Task brief - Copy out every line that contains "prices".

== == ==

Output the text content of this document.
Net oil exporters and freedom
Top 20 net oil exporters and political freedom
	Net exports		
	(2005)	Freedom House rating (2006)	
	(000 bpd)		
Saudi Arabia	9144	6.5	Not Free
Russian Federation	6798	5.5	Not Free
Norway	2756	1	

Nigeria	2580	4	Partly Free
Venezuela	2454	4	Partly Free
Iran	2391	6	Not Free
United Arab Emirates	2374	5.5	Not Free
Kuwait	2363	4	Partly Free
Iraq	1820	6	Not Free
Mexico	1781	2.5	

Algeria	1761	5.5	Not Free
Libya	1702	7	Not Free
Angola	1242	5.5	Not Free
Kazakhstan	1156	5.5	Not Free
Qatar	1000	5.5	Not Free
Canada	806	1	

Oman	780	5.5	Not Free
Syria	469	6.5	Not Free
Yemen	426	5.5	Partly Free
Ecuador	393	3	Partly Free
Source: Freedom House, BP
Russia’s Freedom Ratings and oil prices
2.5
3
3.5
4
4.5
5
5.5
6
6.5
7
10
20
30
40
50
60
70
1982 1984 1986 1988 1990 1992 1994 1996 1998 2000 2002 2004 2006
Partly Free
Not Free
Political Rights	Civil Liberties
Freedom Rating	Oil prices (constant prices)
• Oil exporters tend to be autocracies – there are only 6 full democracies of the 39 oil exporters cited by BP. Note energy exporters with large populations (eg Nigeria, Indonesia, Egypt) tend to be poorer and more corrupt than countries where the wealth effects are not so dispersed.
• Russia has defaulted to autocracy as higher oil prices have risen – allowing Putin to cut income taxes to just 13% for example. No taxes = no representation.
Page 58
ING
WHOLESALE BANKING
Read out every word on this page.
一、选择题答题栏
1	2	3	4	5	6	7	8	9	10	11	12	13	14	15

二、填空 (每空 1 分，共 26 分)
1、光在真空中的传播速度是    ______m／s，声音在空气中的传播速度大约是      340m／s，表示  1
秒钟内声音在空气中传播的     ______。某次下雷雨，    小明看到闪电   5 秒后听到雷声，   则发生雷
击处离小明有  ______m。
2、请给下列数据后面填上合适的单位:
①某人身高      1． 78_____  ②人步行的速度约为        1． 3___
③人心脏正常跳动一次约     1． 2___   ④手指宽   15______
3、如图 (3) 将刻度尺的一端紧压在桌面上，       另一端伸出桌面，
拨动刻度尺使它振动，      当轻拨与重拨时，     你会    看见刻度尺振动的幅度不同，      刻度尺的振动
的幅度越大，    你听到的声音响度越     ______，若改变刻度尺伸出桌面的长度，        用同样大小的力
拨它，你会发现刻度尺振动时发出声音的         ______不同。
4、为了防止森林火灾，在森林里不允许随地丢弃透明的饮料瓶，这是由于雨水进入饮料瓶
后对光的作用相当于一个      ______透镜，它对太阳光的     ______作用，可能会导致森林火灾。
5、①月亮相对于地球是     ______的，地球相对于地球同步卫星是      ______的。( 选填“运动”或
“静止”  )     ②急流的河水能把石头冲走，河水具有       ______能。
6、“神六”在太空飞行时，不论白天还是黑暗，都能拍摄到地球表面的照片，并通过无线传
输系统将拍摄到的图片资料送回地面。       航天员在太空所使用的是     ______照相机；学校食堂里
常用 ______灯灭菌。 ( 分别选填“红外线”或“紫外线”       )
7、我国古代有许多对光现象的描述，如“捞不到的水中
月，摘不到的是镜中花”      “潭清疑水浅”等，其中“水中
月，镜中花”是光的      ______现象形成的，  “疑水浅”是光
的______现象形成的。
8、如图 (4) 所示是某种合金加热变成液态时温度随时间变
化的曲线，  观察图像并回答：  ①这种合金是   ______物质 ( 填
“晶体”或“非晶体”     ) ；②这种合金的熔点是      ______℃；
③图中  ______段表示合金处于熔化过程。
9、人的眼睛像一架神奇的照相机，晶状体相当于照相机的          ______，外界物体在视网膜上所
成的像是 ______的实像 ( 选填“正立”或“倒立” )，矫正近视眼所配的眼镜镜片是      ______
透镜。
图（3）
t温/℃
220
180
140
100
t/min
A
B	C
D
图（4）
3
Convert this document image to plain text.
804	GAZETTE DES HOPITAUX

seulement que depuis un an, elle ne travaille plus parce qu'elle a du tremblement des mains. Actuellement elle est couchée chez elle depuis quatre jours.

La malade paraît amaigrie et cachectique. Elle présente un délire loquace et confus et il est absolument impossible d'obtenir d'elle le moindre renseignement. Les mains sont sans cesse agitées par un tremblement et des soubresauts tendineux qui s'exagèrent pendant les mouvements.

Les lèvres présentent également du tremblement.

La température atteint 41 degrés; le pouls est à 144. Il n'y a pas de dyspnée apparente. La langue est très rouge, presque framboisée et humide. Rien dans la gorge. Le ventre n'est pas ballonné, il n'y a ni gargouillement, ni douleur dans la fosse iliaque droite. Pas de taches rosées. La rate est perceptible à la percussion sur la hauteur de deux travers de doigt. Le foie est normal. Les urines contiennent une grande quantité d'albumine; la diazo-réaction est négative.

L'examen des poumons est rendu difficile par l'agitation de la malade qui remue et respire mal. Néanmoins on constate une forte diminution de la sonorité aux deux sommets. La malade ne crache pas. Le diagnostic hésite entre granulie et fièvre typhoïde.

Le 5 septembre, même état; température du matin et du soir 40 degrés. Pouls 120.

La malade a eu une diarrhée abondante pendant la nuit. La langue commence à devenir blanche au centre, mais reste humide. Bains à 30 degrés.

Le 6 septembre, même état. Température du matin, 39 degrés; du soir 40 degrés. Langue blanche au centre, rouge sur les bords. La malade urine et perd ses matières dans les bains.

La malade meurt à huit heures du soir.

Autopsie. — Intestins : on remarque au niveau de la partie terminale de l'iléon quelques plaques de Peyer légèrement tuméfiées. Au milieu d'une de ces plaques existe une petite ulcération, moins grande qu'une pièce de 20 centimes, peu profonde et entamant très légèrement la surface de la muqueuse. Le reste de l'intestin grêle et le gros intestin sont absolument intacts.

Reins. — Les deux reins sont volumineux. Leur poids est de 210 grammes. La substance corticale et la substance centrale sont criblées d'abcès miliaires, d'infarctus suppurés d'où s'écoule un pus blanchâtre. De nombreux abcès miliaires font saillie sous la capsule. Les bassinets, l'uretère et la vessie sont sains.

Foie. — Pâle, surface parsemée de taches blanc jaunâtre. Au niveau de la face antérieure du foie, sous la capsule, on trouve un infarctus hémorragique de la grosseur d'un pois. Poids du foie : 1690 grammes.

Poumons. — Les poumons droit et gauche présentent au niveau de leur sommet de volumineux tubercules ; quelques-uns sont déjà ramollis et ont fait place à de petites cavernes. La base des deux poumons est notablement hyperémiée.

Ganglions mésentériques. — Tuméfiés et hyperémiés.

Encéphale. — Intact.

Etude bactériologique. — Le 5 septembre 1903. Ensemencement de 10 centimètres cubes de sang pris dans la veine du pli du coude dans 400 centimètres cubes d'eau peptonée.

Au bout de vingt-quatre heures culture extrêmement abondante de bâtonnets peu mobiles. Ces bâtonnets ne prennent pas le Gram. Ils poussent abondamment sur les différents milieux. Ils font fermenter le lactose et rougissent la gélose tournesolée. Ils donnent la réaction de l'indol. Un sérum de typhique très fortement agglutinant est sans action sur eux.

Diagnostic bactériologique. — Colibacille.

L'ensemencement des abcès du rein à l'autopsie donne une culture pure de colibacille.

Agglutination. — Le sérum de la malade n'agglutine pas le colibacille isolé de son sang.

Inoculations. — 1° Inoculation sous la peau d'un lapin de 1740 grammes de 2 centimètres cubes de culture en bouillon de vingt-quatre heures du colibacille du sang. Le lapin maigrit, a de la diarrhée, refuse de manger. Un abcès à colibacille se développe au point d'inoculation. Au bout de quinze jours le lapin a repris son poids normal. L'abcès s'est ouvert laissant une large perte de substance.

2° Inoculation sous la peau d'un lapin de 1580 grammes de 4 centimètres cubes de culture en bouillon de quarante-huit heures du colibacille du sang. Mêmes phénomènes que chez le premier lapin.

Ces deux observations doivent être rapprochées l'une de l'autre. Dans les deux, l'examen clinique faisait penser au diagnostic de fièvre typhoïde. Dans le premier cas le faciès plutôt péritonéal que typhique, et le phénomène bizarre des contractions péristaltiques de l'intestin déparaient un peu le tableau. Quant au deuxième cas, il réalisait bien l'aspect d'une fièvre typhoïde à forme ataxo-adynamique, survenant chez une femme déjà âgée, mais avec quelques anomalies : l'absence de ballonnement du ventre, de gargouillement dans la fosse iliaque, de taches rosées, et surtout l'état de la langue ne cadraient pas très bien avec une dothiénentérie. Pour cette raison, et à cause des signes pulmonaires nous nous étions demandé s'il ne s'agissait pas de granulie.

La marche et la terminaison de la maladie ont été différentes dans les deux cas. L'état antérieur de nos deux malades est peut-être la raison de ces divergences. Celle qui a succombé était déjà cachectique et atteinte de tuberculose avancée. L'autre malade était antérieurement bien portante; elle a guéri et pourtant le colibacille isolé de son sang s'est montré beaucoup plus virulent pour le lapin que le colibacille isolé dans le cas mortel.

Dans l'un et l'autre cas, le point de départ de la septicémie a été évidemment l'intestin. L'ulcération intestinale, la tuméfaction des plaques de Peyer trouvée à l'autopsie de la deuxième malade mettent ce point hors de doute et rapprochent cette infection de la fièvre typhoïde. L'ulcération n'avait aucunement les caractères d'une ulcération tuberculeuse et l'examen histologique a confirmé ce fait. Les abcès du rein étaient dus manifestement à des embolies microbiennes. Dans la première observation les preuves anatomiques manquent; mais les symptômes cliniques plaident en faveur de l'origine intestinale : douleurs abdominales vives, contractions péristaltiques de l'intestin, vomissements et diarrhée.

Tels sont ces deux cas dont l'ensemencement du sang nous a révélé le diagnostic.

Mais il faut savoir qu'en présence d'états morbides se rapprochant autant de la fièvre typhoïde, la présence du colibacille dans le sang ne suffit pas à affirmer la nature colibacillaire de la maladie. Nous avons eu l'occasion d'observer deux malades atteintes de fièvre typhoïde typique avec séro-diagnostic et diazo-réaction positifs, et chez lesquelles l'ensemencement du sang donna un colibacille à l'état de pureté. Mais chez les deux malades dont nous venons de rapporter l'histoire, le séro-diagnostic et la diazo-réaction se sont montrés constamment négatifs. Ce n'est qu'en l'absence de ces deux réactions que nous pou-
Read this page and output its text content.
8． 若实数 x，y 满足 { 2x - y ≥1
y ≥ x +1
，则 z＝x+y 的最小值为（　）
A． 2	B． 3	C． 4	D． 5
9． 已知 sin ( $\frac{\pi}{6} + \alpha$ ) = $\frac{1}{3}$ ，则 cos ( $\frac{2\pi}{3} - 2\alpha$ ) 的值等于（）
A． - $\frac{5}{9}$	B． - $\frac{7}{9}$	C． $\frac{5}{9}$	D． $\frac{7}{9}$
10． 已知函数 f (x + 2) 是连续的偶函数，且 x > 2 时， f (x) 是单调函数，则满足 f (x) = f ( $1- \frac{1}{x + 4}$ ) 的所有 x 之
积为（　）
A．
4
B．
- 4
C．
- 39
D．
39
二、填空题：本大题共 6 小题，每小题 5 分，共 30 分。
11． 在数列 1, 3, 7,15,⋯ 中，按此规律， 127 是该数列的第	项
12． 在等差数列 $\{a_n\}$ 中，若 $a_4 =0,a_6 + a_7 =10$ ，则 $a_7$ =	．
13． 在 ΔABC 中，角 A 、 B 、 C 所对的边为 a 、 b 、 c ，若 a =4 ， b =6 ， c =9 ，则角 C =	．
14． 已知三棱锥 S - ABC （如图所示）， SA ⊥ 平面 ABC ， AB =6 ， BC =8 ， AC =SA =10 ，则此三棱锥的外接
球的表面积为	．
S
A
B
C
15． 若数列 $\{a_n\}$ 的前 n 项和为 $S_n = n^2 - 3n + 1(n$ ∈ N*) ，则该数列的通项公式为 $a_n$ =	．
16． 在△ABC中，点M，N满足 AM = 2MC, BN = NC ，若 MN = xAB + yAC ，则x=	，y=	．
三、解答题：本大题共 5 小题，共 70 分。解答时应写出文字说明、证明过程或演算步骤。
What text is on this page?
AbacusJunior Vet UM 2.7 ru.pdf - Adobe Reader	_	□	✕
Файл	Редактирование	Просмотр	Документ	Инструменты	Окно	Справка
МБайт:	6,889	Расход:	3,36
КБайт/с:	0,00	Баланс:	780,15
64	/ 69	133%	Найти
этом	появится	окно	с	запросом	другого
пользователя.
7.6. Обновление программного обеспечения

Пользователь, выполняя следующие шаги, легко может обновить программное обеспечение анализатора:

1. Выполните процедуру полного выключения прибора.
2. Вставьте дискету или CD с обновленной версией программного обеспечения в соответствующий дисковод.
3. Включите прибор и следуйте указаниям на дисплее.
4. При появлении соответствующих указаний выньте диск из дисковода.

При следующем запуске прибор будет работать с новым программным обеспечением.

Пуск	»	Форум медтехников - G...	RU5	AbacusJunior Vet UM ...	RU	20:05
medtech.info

== == ==

Full response -
Russia’s Freedom Ratings and oil prices
Freedom Rating	Oil prices (constant prices)
• Russia has defaulted to autocracy as higher oil prices have risen – allowing Putin to cut income taxes to just 13% for example. No taxes = no representation.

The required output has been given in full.